Your instructions: Write the material out again exactly as it stands.

Data for processing:
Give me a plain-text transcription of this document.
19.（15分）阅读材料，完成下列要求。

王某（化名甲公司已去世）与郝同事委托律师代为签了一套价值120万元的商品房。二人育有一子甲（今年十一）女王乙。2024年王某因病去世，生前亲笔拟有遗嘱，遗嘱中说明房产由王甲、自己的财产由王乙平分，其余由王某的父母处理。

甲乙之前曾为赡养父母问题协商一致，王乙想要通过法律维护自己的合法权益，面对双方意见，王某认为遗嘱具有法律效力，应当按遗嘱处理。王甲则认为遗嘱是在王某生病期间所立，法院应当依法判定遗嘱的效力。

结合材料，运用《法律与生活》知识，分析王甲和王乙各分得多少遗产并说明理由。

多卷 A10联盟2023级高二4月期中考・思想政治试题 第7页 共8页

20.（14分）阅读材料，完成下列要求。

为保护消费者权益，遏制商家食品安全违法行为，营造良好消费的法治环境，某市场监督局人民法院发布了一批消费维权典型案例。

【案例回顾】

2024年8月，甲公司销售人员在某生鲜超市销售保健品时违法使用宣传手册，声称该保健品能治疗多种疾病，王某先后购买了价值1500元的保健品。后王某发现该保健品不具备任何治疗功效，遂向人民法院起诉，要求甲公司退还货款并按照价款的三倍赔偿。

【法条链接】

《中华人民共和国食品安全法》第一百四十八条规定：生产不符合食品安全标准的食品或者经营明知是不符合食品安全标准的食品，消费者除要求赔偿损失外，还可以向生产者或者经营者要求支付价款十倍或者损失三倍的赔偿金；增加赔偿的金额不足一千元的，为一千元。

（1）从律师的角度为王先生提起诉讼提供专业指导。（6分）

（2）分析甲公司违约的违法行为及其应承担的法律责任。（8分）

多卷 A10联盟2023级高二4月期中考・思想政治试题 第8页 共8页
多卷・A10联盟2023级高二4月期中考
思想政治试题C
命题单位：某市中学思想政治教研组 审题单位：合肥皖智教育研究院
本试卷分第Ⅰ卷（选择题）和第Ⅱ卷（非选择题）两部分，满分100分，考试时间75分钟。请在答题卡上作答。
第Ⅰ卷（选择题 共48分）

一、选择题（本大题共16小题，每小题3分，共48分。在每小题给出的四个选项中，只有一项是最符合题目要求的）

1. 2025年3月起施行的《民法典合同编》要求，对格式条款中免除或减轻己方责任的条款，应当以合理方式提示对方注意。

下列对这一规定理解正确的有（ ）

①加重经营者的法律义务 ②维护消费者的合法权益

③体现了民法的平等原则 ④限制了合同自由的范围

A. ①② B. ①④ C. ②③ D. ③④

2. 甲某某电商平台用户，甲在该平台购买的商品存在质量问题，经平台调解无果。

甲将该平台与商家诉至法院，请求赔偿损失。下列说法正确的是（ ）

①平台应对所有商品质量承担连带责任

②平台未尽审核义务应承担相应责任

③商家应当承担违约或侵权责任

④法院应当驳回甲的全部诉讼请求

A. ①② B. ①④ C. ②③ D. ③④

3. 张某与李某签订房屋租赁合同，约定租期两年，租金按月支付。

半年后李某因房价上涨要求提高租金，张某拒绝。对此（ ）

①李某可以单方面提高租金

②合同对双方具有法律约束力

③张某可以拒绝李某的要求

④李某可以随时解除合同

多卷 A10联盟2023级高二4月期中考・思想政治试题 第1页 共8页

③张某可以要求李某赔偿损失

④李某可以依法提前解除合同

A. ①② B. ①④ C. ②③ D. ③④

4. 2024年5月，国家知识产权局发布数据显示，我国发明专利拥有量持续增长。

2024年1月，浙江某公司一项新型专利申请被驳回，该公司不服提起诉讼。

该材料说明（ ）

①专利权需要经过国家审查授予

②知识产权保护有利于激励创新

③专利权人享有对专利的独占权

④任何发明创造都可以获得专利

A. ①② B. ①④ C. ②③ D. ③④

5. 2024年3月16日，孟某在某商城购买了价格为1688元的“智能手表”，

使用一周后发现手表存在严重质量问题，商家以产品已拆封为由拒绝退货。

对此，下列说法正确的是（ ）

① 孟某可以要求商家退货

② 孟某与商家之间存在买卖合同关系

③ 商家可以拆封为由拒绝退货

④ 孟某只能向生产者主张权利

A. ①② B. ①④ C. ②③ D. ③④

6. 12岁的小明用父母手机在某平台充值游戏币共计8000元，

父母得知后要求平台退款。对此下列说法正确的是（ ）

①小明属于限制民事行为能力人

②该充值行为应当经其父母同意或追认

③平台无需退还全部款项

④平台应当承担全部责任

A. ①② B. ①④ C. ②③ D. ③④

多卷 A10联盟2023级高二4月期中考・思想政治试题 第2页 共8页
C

Task output:
Give me a plain-text transcription of this document.
19.（15分）阅读材料，完成下列要求。

王某（化名甲公司已去世）与郝同事委托律师代为签了一套价值120万元的商品房。二人育有一子甲（今年十一）女王乙。2024年王某因病去世，生前亲笔拟有遗嘱，遗嘱中说明房产由王甲、自己的财产由王乙平分，其余由王某的父母处理。

甲乙之前曾为赡养父母问题协商一致，王乙想要通过法律维护自己的合法权益，面对双方意见，王某认为遗嘱具有法律效力，应当按遗嘱处理。王甲则认为遗嘱是在王某生病期间所立，法院应当依法判定遗嘱的效力。

结合材料，运用《法律与生活》知识，分析王甲和王乙各分得多少遗产并说明理由。

多卷 A10联盟2023级高二4月期中考・思想政治试题 第7页 共8页

20.（14分）阅读材料，完成下列要求。

为保护消费者权益，遏制商家食品安全违法行为，营造良好消费的法治环境，某市场监督局人民法院发布了一批消费维权典型案例。

【案例回顾】

2024年8月，甲公司销售人员在某生鲜超市销售保健品时违法使用宣传手册，声称该保健品能治疗多种疾病，王某先后购买了价值1500元的保健品。后王某发现该保健品不具备任何治疗功效，遂向人民法院起诉，要求甲公司退还货款并按照价款的三倍赔偿。

【法条链接】

《中华人民共和国食品安全法》第一百四十八条规定：生产不符合食品安全标准的食品或者经营明知是不符合食品安全标准的食品，消费者除要求赔偿损失外，还可以向生产者或者经营者要求支付价款十倍或者损失三倍的赔偿金；增加赔偿的金额不足一千元的，为一千元。

（1）从律师的角度为王先生提起诉讼提供专业指导。（6分）

（2）分析甲公司违约的违法行为及其应承担的法律责任。（8分）

多卷 A10联盟2023级高二4月期中考・思想政治试题 第8页 共8页
多卷・A10联盟2023级高二4月期中考
思想政治试题C
命题单位：某市中学思想政治教研组 审题单位：合肥皖智教育研究院
本试卷分第Ⅰ卷（选择题）和第Ⅱ卷（非选择题）两部分，满分100分，考试时间75分钟。请在答题卡上作答。
第Ⅰ卷（选择题 共48分）

一、选择题（本大题共16小题，每小题3分，共48分。在每小题给出的四个选项中，只有一项是最符合题目要求的）

1. 2025年3月起施行的《民法典合同编》要求，对格式条款中免除或减轻己方责任的条款，应当以合理方式提示对方注意。

下列对这一规定理解正确的有（ ）

①加重经营者的法律义务 ②维护消费者的合法权益

③体现了民法的平等原则 ④限制了合同自由的范围

A. ①② B. ①④ C. ②③ D. ③④

2. 甲某某电商平台用户，甲在该平台购买的商品存在质量问题，经平台调解无果。

甲将该平台与商家诉至法院，请求赔偿损失。下列说法正确的是（ ）

①平台应对所有商品质量承担连带责任

②平台未尽审核义务应承担相应责任

③商家应当承担违约或侵权责任

④法院应当驳回甲的全部诉讼请求

A. ①② B. ①④ C. ②③ D. ③④

3. 张某与李某签订房屋租赁合同，约定租期两年，租金按月支付。

半年后李某因房价上涨要求提高租金，张某拒绝。对此（ ）

①李某可以单方面提高租金

②合同对双方具有法律约束力

③张某可以拒绝李某的要求

④李某可以随时解除合同

多卷 A10联盟2023级高二4月期中考・思想政治试题 第1页 共8页

③张某可以要求李某赔偿损失

④李某可以依法提前解除合同

A. ①② B. ①④ C. ②③ D. ③④

4. 2024年5月，国家知识产权局发布数据显示，我国发明专利拥有量持续增长。

2024年1月，浙江某公司一项新型专利申请被驳回，该公司不服提起诉讼。

该材料说明（ ）

①专利权需要经过国家审查授予

②知识产权保护有利于激励创新

③专利权人享有对专利的独占权

④任何发明创造都可以获得专利

A. ①② B. ①④ C. ②③ D. ③④

5. 2024年3月16日，孟某在某商城购买了价格为1688元的“智能手表”，

使用一周后发现手表存在严重质量问题，商家以产品已拆封为由拒绝退货。

对此，下列说法正确的是（ ）

① 孟某可以要求商家退货

② 孟某与商家之间存在买卖合同关系

③ 商家可以拆封为由拒绝退货

④ 孟某只能向生产者主张权利

A. ①② B. ①④ C. ②③ D. ③④

6. 12岁的小明用父母手机在某平台充值游戏币共计8000元，

父母得知后要求平台退款。对此下列说法正确的是（ ）

①小明属于限制民事行为能力人

②该充值行为应当经其父母同意或追认

③平台无需退还全部款项

④平台应当承担全部责任

A. ①② B. ①④ C. ②③ D. ③④

多卷 A10联盟2023级高二4月期中考・思想政治试题 第2页 共8页
C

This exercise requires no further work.